• _What this task involves_: Write out the data below exactly as given, without any of its pictures.

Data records
====================

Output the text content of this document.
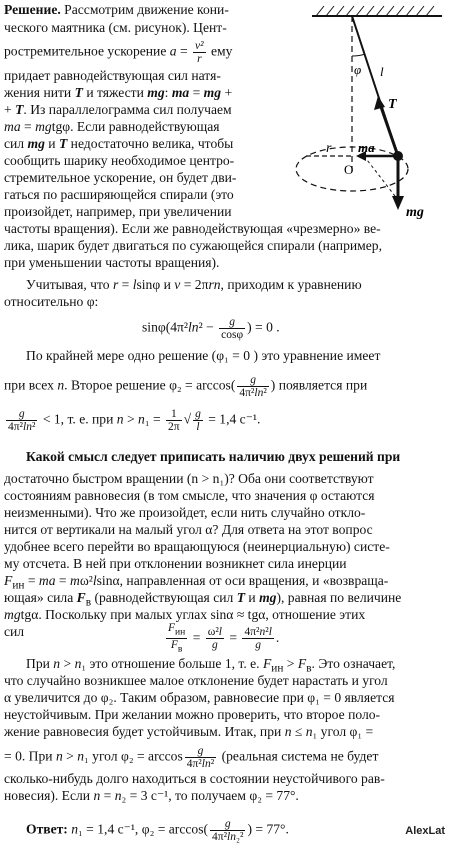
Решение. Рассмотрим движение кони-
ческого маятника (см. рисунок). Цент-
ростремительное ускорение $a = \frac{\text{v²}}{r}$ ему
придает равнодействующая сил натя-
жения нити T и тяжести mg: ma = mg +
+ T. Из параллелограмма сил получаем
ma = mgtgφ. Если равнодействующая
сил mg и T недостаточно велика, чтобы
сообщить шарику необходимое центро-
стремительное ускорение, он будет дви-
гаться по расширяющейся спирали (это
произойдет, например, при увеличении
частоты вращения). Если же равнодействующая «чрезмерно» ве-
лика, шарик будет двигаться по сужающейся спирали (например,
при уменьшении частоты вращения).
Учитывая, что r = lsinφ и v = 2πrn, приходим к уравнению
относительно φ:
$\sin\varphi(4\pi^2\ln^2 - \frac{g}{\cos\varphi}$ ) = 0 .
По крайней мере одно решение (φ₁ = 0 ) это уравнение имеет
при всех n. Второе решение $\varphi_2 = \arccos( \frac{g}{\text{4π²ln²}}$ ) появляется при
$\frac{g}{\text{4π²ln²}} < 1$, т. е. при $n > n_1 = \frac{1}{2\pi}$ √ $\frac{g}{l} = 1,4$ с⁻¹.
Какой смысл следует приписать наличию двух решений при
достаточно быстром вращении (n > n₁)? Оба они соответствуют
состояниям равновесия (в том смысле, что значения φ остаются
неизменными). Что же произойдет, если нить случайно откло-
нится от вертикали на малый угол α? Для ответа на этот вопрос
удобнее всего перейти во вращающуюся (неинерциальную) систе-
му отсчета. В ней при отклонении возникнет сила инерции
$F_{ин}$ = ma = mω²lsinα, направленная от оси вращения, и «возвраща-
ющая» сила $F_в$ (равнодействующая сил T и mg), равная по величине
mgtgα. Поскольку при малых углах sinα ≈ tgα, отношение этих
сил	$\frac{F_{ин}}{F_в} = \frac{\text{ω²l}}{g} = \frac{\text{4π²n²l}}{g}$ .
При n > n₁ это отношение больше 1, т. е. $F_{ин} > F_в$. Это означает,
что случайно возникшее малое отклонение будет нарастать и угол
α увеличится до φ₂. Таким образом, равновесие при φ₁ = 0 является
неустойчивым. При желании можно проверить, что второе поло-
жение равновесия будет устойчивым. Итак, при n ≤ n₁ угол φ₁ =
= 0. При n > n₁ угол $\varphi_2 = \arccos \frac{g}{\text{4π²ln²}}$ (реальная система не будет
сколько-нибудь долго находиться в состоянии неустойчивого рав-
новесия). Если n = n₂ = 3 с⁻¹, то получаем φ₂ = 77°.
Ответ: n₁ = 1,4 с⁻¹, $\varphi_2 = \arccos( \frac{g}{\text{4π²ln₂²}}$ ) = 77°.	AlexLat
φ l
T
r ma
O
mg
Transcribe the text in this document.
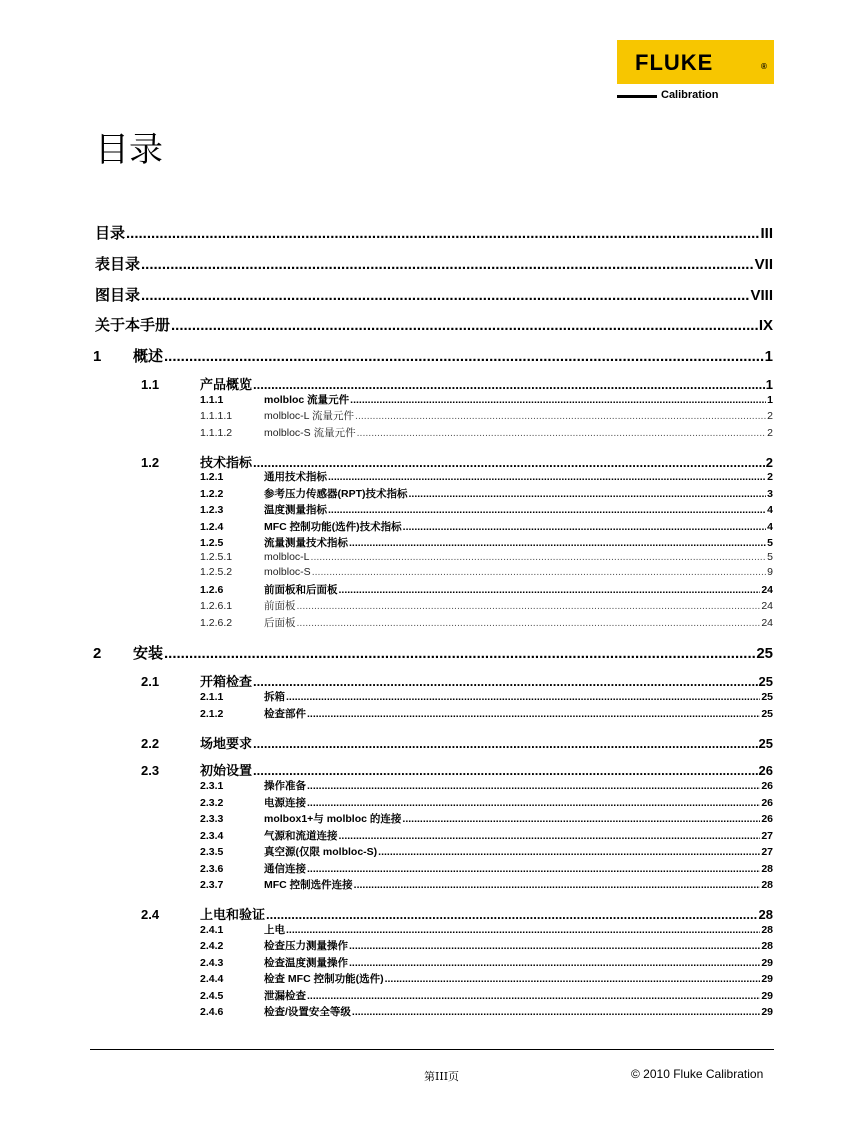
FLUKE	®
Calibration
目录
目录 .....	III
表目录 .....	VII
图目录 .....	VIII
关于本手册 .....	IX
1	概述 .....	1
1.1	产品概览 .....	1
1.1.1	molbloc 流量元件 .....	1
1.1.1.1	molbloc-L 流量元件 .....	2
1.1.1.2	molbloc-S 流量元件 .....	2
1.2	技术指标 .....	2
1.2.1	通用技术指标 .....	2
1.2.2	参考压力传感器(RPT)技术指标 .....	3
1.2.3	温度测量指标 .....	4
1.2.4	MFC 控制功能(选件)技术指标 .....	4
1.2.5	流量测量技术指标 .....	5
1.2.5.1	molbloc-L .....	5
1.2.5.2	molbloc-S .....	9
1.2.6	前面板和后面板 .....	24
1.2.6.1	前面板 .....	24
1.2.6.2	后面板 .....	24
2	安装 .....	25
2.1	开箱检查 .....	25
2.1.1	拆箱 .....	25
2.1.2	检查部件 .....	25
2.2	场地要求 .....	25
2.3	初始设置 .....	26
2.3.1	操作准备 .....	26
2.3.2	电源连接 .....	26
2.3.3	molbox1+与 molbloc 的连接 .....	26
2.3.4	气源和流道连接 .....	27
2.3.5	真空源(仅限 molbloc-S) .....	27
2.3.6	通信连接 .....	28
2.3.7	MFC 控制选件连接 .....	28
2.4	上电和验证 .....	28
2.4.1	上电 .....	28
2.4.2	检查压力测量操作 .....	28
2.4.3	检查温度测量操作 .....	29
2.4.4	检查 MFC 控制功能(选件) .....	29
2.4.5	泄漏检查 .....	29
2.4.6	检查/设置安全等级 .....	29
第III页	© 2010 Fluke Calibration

====================

• _Task answer_:
Output the text content of this document.
Решение. Рассмотрим движение кони-
ческого маятника (см. рисунок). Цент-
ростремительное ускорение $a = \frac{\text{v²}}{r}$ ему
придает равнодействующая сил натя-
жения нити T и тяжести mg: ma = mg +
+ T. Из параллелограмма сил получаем
ma = mgtgφ. Если равнодействующая
сил mg и T недостаточно велика, чтобы
сообщить шарику необходимое центро-
стремительное ускорение, он будет дви-
гаться по расширяющейся спирали (это
произойдет, например, при увеличении
частоты вращения). Если же равнодействующая «чрезмерно» ве-
лика, шарик будет двигаться по сужающейся спирали (например,
при уменьшении частоты вращения).
Учитывая, что r = lsinφ и v = 2πrn, приходим к уравнению
относительно φ:
$\sin\varphi(4\pi^2\ln^2 - \frac{g}{\cos\varphi}$ ) = 0 .
По крайней мере одно решение (φ₁ = 0 ) это уравнение имеет
при всех n. Второе решение $\varphi_2 = \arccos( \frac{g}{\text{4π²ln²}}$ ) появляется при
$\frac{g}{\text{4π²ln²}} < 1$, т. е. при $n > n_1 = \frac{1}{2\pi}$ √ $\frac{g}{l} = 1,4$ с⁻¹.
Какой смысл следует приписать наличию двух решений при
достаточно быстром вращении (n > n₁)? Оба они соответствуют
состояниям равновесия (в том смысле, что значения φ остаются
неизменными). Что же произойдет, если нить случайно откло-
нится от вертикали на малый угол α? Для ответа на этот вопрос
удобнее всего перейти во вращающуюся (неинерциальную) систе-
му отсчета. В ней при отклонении возникнет сила инерции
$F_{ин}$ = ma = mω²lsinα, направленная от оси вращения, и «возвраща-
ющая» сила $F_в$ (равнодействующая сил T и mg), равная по величине
mgtgα. Поскольку при малых углах sinα ≈ tgα, отношение этих
сил	$\frac{F_{ин}}{F_в} = \frac{\text{ω²l}}{g} = \frac{\text{4π²n²l}}{g}$ .
При n > n₁ это отношение больше 1, т. е. $F_{ин} > F_в$. Это означает,
что случайно возникшее малое отклонение будет нарастать и угол
α увеличится до φ₂. Таким образом, равновесие при φ₁ = 0 является
неустойчивым. При желании можно проверить, что второе поло-
жение равновесия будет устойчивым. Итак, при n ≤ n₁ угол φ₁ =
= 0. При n > n₁ угол $\varphi_2 = \arccos \frac{g}{\text{4π²ln²}}$ (реальная система не будет
сколько-нибудь долго находиться в состоянии неустойчивого рав-
новесия). Если n = n₂ = 3 с⁻¹, то получаем φ₂ = 77°.
Ответ: n₁ = 1,4 с⁻¹, $\varphi_2 = \arccos( \frac{g}{\text{4π²ln₂²}}$ ) = 77°.	AlexLat
φ l
T
r ma
O
mg
Transcribe the text in this document.
FLUKE	®
Calibration
目录
目录 .....	III
表目录 .....	VII
图目录 .....	VIII
关于本手册 .....	IX
1	概述 .....	1
1.1	产品概览 .....	1
1.1.1	molbloc 流量元件 .....	1
1.1.1.1	molbloc-L 流量元件 .....	2
1.1.1.2	molbloc-S 流量元件 .....	2
1.2	技术指标 .....	2
1.2.1	通用技术指标 .....	2
1.2.2	参考压力传感器(RPT)技术指标 .....	3
1.2.3	温度测量指标 .....	4
1.2.4	MFC 控制功能(选件)技术指标 .....	4
1.2.5	流量测量技术指标 .....	5
1.2.5.1	molbloc-L .....	5
1.2.5.2	molbloc-S .....	9
1.2.6	前面板和后面板 .....	24
1.2.6.1	前面板 .....	24
1.2.6.2	后面板 .....	24
2	安装 .....	25
2.1	开箱检查 .....	25
2.1.1	拆箱 .....	25
2.1.2	检查部件 .....	25
2.2	场地要求 .....	25
2.3	初始设置 .....	26
2.3.1	操作准备 .....	26
2.3.2	电源连接 .....	26
2.3.3	molbox1+与 molbloc 的连接 .....	26
2.3.4	气源和流道连接 .....	27
2.3.5	真空源(仅限 molbloc-S) .....	27
2.3.6	通信连接 .....	28
2.3.7	MFC 控制选件连接 .....	28
2.4	上电和验证 .....	28
2.4.1	上电 .....	28
2.4.2	检查压力测量操作 .....	28
2.4.3	检查温度测量操作 .....	29
2.4.4	检查 MFC 控制功能(选件) .....	29
2.4.5	泄漏检查 .....	29
2.4.6	检查/设置安全等级 .....	29
第III页	© 2010 Fluke Calibration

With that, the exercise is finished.